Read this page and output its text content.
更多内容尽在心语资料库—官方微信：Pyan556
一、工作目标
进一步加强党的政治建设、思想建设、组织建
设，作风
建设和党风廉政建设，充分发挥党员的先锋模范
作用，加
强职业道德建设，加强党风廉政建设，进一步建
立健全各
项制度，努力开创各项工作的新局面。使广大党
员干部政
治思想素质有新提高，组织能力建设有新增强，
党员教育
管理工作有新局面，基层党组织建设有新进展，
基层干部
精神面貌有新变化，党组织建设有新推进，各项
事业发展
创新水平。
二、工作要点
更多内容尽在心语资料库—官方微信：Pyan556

---

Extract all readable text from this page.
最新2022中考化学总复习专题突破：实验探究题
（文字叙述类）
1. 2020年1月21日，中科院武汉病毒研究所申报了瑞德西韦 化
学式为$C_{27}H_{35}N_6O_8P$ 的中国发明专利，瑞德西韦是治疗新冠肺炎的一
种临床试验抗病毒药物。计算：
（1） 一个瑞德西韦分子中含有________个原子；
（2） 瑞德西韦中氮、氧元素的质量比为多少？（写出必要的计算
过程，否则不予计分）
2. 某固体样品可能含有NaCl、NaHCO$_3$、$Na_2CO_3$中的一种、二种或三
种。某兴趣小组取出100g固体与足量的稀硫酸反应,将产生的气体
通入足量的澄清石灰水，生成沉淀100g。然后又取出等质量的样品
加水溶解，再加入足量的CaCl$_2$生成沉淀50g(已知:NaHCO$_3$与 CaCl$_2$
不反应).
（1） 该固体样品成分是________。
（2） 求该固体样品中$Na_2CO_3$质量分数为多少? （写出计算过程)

» What is needed
Copy each line of the records containing the string "this".

» Worked solution
Read this page and output its text content.
Extract all readable text from this page.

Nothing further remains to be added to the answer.